What to do> Gather from the material every line that contains the string "省级在线精品课程".

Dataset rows
----------------------------------------

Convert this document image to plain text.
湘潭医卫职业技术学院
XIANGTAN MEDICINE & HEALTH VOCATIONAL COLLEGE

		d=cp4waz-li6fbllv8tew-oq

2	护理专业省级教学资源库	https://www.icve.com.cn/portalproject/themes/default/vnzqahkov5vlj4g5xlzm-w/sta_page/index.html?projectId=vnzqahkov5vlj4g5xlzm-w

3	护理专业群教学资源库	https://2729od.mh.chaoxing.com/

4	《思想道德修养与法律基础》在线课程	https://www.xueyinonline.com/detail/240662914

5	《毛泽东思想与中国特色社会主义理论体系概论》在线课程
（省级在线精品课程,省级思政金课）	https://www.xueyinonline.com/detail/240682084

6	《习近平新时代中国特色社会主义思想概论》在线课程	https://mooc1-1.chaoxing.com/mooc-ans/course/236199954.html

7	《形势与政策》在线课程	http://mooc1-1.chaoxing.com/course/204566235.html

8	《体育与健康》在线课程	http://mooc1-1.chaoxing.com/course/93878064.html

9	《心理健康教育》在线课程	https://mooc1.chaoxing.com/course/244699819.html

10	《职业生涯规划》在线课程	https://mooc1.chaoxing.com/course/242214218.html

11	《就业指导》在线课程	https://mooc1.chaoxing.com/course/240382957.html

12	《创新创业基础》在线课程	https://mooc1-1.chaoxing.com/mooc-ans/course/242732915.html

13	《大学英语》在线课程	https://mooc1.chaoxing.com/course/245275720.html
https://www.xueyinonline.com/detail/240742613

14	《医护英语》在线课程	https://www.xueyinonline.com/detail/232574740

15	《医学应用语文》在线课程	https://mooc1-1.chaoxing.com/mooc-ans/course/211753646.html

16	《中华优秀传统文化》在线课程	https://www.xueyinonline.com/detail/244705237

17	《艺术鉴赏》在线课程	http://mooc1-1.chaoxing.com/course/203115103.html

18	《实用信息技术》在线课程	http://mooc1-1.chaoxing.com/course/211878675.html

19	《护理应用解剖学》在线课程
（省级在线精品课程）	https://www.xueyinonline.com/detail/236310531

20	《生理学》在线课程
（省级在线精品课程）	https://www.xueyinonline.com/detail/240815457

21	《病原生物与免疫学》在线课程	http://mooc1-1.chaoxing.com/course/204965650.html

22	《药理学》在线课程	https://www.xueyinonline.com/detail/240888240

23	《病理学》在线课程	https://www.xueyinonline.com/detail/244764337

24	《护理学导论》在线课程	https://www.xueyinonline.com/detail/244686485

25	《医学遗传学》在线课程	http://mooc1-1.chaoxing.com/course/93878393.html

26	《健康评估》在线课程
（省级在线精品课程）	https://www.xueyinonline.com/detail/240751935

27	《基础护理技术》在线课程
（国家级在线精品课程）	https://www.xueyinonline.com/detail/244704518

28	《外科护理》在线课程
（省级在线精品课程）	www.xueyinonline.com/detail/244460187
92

----------------------------------------

Result for this task>
（省级在线精品课程,省级思政金课）	https://www.xueyinonline.com/detail/240682084
（省级在线精品课程）	https://www.xueyinonline.com/detail/236310531
（省级在线精品课程）	https://www.xueyinonline.com/detail/240815457
（省级在线精品课程）	https://www.xueyinonline.com/detail/240751935
（省级在线精品课程）	www.xueyinonline.com/detail/244460187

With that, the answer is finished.